Records excerpted from a collection
────────────────────────────────────────

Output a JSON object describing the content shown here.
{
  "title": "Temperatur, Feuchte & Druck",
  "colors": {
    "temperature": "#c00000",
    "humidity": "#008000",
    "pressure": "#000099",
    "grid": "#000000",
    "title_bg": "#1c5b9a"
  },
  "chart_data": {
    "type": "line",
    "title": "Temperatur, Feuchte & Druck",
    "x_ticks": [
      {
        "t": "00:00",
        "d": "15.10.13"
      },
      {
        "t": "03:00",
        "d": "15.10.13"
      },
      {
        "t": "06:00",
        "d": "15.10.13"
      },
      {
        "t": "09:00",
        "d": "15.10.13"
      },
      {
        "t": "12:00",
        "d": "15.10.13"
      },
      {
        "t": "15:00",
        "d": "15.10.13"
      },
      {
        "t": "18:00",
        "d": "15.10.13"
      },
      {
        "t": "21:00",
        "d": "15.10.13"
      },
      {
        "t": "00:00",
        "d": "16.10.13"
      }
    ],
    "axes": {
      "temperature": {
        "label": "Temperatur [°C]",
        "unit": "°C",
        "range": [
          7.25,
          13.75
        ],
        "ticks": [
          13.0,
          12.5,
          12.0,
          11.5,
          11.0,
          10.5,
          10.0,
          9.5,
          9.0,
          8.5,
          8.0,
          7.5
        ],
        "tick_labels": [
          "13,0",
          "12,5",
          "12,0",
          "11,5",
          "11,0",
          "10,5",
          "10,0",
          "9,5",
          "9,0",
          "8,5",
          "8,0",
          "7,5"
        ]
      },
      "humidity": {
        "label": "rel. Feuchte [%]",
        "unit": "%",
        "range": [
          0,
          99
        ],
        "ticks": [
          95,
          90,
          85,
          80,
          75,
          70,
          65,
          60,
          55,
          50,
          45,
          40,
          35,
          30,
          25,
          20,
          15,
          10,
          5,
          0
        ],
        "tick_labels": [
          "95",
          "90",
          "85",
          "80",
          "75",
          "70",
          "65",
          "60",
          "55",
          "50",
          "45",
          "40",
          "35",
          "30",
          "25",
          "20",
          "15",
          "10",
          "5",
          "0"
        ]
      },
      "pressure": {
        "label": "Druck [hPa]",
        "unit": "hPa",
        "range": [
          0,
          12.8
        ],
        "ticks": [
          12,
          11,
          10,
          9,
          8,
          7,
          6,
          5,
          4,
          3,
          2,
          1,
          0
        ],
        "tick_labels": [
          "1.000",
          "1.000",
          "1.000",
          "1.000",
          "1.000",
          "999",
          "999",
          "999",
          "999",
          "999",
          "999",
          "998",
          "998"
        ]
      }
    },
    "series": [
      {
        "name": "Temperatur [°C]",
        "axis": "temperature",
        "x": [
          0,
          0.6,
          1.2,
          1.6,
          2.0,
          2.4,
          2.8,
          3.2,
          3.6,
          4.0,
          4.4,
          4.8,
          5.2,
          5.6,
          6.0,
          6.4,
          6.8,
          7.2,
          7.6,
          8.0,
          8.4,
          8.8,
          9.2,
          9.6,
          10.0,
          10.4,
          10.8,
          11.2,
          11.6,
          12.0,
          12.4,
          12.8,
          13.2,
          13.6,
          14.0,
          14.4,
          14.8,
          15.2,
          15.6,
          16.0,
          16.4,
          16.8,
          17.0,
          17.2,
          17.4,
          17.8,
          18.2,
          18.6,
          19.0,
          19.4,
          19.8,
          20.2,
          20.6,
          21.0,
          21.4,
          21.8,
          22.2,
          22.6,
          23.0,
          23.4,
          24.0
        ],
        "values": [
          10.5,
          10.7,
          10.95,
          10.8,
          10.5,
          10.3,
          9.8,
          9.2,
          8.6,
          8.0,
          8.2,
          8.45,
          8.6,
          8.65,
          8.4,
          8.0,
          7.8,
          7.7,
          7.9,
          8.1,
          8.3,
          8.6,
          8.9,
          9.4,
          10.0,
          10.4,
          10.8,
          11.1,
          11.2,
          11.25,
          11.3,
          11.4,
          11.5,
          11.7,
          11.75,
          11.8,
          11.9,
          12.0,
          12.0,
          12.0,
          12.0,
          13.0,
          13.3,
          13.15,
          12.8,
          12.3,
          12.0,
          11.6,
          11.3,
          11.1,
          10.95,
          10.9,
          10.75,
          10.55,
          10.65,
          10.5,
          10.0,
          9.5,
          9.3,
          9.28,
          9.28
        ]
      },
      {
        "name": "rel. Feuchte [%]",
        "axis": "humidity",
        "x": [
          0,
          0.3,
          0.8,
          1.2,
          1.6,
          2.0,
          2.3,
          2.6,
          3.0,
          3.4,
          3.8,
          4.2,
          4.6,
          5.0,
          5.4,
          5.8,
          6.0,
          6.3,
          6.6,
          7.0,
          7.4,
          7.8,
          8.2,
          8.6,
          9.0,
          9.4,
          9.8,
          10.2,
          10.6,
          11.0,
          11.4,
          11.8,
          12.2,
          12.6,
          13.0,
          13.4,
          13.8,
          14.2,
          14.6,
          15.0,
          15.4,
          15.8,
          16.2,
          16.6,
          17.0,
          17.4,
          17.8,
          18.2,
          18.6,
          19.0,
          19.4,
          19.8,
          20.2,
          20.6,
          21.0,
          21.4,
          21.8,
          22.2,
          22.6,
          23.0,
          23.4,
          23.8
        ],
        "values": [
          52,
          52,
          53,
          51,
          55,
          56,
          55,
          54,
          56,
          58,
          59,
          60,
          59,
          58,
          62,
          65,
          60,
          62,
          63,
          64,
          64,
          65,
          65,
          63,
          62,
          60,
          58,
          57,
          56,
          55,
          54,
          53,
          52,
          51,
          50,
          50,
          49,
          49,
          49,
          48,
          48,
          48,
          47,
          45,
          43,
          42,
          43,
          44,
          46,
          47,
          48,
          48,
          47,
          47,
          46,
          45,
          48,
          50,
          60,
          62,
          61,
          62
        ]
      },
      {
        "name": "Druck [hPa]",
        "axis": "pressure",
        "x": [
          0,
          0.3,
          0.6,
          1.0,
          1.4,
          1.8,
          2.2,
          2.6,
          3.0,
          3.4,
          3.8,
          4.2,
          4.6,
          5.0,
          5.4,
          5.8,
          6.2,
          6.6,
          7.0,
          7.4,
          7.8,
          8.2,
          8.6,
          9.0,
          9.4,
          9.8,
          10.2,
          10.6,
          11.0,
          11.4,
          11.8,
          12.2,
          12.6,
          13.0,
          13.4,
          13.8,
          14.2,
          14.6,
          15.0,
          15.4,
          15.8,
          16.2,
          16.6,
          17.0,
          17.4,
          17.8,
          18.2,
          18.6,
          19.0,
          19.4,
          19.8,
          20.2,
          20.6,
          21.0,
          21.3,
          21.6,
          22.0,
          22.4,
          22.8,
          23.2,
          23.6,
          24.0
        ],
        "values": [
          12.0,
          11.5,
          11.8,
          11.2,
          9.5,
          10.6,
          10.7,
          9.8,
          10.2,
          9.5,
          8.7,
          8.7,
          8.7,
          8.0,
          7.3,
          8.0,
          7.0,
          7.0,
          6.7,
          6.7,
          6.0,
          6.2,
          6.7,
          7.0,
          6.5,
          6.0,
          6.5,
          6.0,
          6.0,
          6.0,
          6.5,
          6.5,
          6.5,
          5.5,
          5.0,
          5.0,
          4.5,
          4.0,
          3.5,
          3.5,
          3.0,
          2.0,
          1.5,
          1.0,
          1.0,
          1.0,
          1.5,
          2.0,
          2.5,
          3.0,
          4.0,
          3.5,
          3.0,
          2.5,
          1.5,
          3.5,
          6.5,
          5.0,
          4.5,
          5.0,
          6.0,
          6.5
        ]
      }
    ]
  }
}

────────────────────────────────────────

_What you need to do_. Tally the lines of the data that hold the string "humidity". Answer with the number and nothing more.

_Exercise output_. 3